━━━ Supplied records

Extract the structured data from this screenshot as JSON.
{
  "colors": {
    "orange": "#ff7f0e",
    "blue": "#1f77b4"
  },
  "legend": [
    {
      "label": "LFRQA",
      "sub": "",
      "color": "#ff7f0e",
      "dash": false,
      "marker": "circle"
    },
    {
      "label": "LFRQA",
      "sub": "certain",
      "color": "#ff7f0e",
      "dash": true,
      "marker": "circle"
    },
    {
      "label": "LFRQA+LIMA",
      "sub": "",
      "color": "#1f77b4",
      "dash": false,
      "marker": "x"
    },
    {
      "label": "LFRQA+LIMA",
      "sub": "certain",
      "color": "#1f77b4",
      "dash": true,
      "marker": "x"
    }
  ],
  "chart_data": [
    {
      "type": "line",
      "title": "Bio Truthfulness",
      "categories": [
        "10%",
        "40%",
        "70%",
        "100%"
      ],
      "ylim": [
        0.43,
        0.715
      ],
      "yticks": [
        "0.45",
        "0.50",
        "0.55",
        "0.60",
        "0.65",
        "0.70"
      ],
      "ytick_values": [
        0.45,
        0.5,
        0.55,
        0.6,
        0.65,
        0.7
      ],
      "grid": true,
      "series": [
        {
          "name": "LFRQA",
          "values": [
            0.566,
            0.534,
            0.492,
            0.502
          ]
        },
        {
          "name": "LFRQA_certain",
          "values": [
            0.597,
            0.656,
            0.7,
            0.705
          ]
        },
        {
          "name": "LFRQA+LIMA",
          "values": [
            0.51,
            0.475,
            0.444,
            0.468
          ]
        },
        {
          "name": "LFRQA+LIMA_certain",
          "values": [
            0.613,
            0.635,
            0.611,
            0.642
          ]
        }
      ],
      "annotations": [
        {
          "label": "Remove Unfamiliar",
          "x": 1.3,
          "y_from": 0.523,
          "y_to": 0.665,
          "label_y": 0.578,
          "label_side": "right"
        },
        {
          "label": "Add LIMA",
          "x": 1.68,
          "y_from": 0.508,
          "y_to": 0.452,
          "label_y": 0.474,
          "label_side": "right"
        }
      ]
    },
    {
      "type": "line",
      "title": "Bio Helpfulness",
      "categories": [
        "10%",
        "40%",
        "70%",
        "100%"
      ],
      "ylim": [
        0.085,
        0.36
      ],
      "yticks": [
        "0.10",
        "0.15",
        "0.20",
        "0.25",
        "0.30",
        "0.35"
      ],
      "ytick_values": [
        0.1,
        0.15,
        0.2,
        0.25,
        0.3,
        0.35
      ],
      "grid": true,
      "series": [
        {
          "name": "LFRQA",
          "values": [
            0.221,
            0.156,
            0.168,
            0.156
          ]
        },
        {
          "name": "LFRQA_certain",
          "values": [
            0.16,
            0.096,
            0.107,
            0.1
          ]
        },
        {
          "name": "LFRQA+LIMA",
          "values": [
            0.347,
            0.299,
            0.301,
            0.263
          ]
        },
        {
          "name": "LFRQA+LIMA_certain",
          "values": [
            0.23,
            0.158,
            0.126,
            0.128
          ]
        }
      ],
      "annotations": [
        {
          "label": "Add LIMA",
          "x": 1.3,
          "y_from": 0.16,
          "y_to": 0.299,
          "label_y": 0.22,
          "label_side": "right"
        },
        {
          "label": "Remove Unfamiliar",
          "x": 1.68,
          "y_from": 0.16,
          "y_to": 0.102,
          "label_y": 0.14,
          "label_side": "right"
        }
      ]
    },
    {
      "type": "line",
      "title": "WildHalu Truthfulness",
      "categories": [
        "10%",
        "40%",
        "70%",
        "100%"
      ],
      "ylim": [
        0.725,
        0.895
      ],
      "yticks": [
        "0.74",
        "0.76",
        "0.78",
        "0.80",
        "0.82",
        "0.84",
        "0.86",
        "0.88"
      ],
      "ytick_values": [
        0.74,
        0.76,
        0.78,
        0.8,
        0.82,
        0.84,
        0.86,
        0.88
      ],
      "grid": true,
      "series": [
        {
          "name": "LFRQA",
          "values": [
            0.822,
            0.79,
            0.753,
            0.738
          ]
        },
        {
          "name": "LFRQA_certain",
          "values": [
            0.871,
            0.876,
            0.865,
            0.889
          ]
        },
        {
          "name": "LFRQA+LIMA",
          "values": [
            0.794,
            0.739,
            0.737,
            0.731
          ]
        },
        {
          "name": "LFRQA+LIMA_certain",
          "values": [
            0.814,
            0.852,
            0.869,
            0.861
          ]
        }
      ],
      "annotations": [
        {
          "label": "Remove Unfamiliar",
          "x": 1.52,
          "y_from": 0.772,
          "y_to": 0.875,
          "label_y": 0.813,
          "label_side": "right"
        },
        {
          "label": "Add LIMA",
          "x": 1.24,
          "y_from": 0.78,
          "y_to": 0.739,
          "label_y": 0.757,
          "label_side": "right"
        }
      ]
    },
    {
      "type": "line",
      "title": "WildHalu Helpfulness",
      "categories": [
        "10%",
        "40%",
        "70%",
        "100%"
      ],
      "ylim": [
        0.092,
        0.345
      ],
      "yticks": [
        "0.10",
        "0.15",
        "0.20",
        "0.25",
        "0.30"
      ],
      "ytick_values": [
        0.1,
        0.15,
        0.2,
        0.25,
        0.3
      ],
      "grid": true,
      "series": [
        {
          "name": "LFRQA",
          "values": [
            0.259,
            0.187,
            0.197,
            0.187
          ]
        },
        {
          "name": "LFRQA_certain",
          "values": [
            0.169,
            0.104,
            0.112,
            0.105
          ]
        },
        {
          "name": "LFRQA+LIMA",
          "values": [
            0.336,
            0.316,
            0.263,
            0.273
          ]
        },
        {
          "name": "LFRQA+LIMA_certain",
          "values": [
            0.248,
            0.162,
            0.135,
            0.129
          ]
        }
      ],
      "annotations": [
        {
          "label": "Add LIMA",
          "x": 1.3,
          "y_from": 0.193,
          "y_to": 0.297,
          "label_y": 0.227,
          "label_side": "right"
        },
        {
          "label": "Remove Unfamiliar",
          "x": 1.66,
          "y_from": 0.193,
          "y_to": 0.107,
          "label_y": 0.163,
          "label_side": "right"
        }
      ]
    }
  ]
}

━━━━━━

- _Stated goal_
Output an exact copy of each record.

- _Task output_
Extract the structured data from this screenshot as JSON.
{
  "colors": {
    "orange": "#ff7f0e",
    "blue": "#1f77b4"
  },
  "legend": [
    {
      "label": "LFRQA",
      "sub": "",
      "color": "#ff7f0e",
      "dash": false,
      "marker": "circle"
    },
    {
      "label": "LFRQA",
      "sub": "certain",
      "color": "#ff7f0e",
      "dash": true,
      "marker": "circle"
    },
    {
      "label": "LFRQA+LIMA",
      "sub": "",
      "color": "#1f77b4",
      "dash": false,
      "marker": "x"
    },
    {
      "label": "LFRQA+LIMA",
      "sub": "certain",
      "color": "#1f77b4",
      "dash": true,
      "marker": "x"
    }
  ],
  "chart_data": [
    {
      "type": "line",
      "title": "Bio Truthfulness",
      "categories": [
        "10%",
        "40%",
        "70%",
        "100%"
      ],
      "ylim": [
        0.43,
        0.715
      ],
      "yticks": [
        "0.45",
        "0.50",
        "0.55",
        "0.60",
        "0.65",
        "0.70"
      ],
      "ytick_values": [
        0.45,
        0.5,
        0.55,
        0.6,
        0.65,
        0.7
      ],
      "grid": true,
      "series": [
        {
          "name": "LFRQA",
          "values": [
            0.566,
            0.534,
            0.492,
            0.502
          ]
        },
        {
          "name": "LFRQA_certain",
          "values": [
            0.597,
            0.656,
            0.7,
            0.705
          ]
        },
        {
          "name": "LFRQA+LIMA",
          "values": [
            0.51,
            0.475,
            0.444,
            0.468
          ]
        },
        {
          "name": "LFRQA+LIMA_certain",
          "values": [
            0.613,
            0.635,
            0.611,
            0.642
          ]
        }
      ],
      "annotations": [
        {
          "label": "Remove Unfamiliar",
          "x": 1.3,
          "y_from": 0.523,
          "y_to": 0.665,
          "label_y": 0.578,
          "label_side": "right"
        },
        {
          "label": "Add LIMA",
          "x": 1.68,
          "y_from": 0.508,
          "y_to": 0.452,
          "label_y": 0.474,
          "label_side": "right"
        }
      ]
    },
    {
      "type": "line",
      "title": "Bio Helpfulness",
      "categories": [
        "10%",
        "40%",
        "70%",
        "100%"
      ],
      "ylim": [
        0.085,
        0.36
      ],
      "yticks": [
        "0.10",
        "0.15",
        "0.20",
        "0.25",
        "0.30",
        "0.35"
      ],
      "ytick_values": [
        0.1,
        0.15,
        0.2,
        0.25,
        0.3,
        0.35
      ],
      "grid": true,
      "series": [
        {
          "name": "LFRQA",
          "values": [
            0.221,
            0.156,
            0.168,
            0.156
          ]
        },
        {
          "name": "LFRQA_certain",
          "values": [
            0.16,
            0.096,
            0.107,
            0.1
          ]
        },
        {
          "name": "LFRQA+LIMA",
          "values": [
            0.347,
            0.299,
            0.301,
            0.263
          ]
        },
        {
          "name": "LFRQA+LIMA_certain",
          "values": [
            0.23,
            0.158,
            0.126,
            0.128
          ]
        }
      ],
      "annotations": [
        {
          "label": "Add LIMA",
          "x": 1.3,
          "y_from": 0.16,
          "y_to": 0.299,
          "label_y": 0.22,
          "label_side": "right"
        },
        {
          "label": "Remove Unfamiliar",
          "x": 1.68,
          "y_from": 0.16,
          "y_to": 0.102,
          "label_y": 0.14,
          "label_side": "right"
        }
      ]
    },
    {
      "type": "line",
      "title": "WildHalu Truthfulness",
      "categories": [
        "10%",
        "40%",
        "70%",
        "100%"
      ],
      "ylim": [
        0.725,
        0.895
      ],
      "yticks": [
        "0.74",
        "0.76",
        "0.78",
        "0.80",
        "0.82",
        "0.84",
        "0.86",
        "0.88"
      ],
      "ytick_values": [
        0.74,
        0.76,
        0.78,
        0.8,
        0.82,
        0.84,
        0.86,
        0.88
      ],
      "grid": true,
      "series": [
        {
          "name": "LFRQA",
          "values": [
            0.822,
            0.79,
            0.753,
            0.738
          ]
        },
        {
          "name": "LFRQA_certain",
          "values": [
            0.871,
            0.876,
            0.865,
            0.889
          ]
        },
        {
          "name": "LFRQA+LIMA",
          "values": [
            0.794,
            0.739,
            0.737,
            0.731
          ]
        },
        {
          "name": "LFRQA+LIMA_certain",
          "values": [
            0.814,
            0.852,
            0.869,
            0.861
          ]
        }
      ],
      "annotations": [
        {
          "label": "Remove Unfamiliar",
          "x": 1.52,
          "y_from": 0.772,
          "y_to": 0.875,
          "label_y": 0.813,
          "label_side": "right"
        },
        {
          "label": "Add LIMA",
          "x": 1.24,
          "y_from": 0.78,
          "y_to": 0.739,
          "label_y": 0.757,
          "label_side": "right"
        }
      ]
    },
    {
      "type": "line",
      "title": "WildHalu Helpfulness",
      "categories": [
        "10%",
        "40%",
        "70%",
        "100%"
      ],
      "ylim": [
        0.092,
        0.345
      ],
      "yticks": [
        "0.10",
        "0.15",
        "0.20",
        "0.25",
        "0.30"
      ],
      "ytick_values": [
        0.1,
        0.15,
        0.2,
        0.25,
        0.3
      ],
      "grid": true,
      "series": [
        {
          "name": "LFRQA",
          "values": [
            0.259,
            0.187,
            0.197,
            0.187
          ]
        },
        {
          "name": "LFRQA_certain",
          "values": [
            0.169,
            0.104,
            0.112,
            0.105
          ]
        },
        {
          "name": "LFRQA+LIMA",
          "values": [
            0.336,
            0.316,
            0.263,
            0.273
          ]
        },
        {
          "name": "LFRQA+LIMA_certain",
          "values": [
            0.248,
            0.162,
            0.135,
            0.129
          ]
        }
      ],
      "annotations": [
        {
          "label": "Add LIMA",
          "x": 1.3,
          "y_from": 0.193,
          "y_to": 0.297,
          "label_y": 0.227,
          "label_side": "right"
        },
        {
          "label": "Remove Unfamiliar",
          "x": 1.66,
          "y_from": 0.193,
          "y_to": 0.107,
          "label_y": 0.163,
          "label_side": "right"
        }
      ]
    }
  ]
}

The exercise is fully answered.